Gather every line that includes the word "text", please.

Extracted data entries
# # # #

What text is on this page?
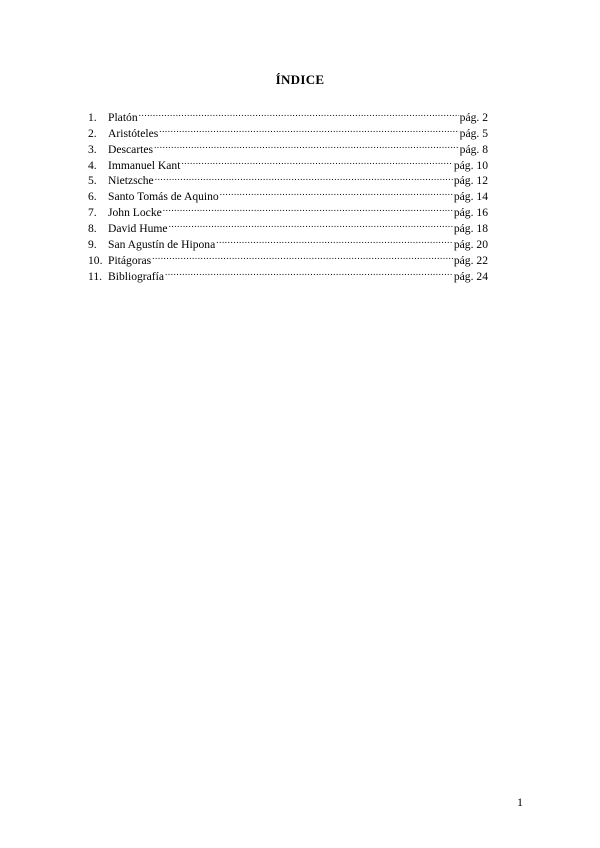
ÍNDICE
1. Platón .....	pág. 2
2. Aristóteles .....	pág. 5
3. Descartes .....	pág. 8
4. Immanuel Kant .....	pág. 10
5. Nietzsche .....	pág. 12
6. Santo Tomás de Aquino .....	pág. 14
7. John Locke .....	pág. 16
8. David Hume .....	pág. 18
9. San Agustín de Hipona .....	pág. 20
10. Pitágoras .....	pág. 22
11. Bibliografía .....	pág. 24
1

# # # #

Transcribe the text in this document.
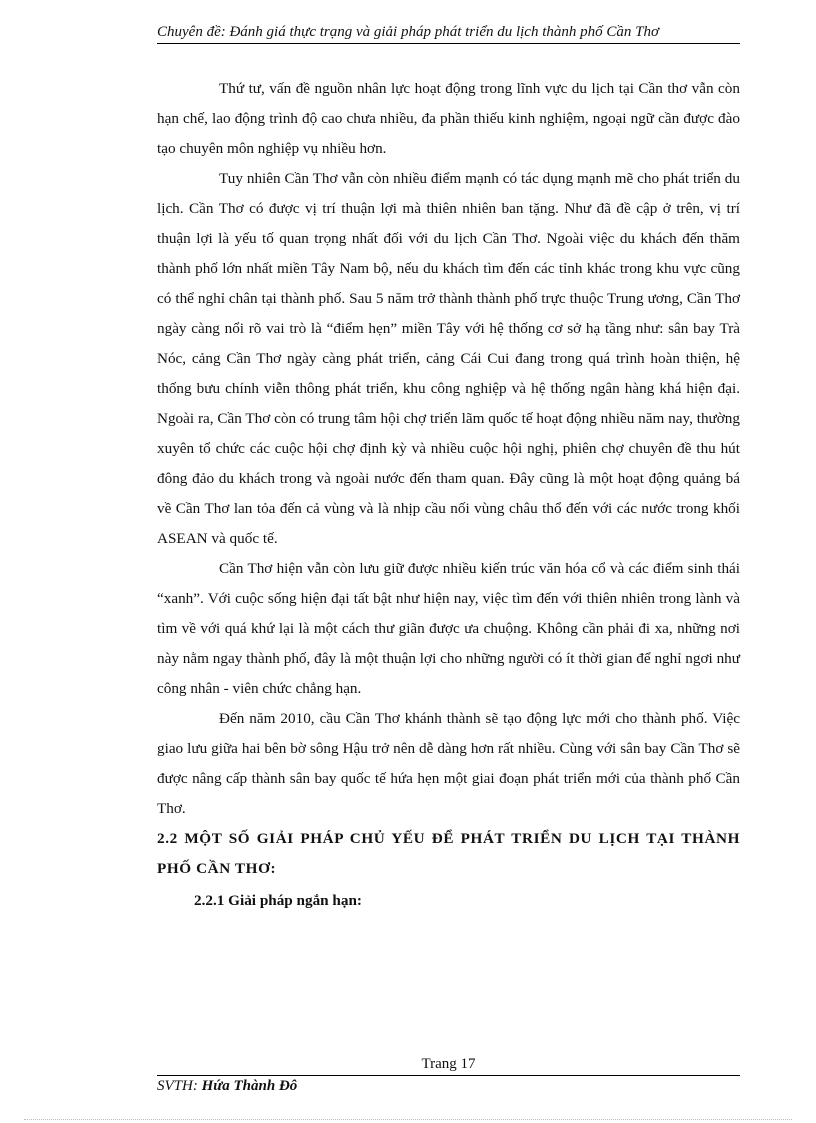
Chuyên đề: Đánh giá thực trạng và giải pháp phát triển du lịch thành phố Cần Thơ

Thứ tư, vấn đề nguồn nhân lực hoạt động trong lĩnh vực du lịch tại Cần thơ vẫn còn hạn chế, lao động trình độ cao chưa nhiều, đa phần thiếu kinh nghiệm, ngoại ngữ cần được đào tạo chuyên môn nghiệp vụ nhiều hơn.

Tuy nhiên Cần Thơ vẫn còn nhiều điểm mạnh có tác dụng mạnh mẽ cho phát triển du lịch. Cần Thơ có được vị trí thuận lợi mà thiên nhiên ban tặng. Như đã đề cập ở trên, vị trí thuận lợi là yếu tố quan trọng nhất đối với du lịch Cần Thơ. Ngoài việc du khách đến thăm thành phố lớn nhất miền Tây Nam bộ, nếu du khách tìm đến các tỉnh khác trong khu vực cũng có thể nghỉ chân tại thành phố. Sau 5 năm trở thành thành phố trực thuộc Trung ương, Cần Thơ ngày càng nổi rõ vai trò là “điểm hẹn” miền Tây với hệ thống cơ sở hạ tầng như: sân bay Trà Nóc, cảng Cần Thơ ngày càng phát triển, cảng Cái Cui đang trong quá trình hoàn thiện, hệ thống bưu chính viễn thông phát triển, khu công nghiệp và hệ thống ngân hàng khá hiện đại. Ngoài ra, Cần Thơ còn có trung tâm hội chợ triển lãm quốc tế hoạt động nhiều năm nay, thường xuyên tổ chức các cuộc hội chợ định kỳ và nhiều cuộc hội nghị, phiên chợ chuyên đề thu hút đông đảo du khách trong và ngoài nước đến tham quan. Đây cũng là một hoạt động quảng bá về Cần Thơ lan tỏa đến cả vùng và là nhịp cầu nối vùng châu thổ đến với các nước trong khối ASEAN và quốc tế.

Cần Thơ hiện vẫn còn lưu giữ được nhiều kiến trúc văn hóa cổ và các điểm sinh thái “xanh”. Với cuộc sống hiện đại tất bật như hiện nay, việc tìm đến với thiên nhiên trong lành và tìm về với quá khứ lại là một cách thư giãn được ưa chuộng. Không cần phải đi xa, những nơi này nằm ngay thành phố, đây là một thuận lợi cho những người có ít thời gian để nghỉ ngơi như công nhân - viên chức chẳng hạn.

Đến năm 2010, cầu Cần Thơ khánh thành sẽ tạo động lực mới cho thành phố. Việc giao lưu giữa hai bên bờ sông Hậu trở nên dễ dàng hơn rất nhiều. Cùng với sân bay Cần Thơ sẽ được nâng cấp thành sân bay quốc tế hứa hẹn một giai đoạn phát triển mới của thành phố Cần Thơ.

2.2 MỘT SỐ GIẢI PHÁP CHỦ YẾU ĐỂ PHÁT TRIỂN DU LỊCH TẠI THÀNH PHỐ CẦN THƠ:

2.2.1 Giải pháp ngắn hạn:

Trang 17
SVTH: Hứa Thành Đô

# # # #

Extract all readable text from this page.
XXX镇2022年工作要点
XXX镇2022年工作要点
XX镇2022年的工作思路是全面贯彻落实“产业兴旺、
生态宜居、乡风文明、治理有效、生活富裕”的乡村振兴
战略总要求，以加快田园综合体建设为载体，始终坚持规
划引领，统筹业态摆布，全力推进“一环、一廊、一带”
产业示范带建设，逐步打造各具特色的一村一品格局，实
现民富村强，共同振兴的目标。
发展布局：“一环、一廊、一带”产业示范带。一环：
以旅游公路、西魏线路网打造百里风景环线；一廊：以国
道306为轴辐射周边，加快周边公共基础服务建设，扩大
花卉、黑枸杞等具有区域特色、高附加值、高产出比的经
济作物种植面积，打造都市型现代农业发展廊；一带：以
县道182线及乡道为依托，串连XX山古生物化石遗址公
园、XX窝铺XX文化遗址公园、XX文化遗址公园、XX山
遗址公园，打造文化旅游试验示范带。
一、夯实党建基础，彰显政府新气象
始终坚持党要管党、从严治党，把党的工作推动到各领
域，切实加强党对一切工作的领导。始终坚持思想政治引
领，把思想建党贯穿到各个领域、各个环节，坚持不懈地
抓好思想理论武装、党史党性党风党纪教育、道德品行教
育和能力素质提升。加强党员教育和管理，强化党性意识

# # # #

• _Problem solution_:
What text is on this page?
Transcribe the text in this document.
Extract all readable text from this page.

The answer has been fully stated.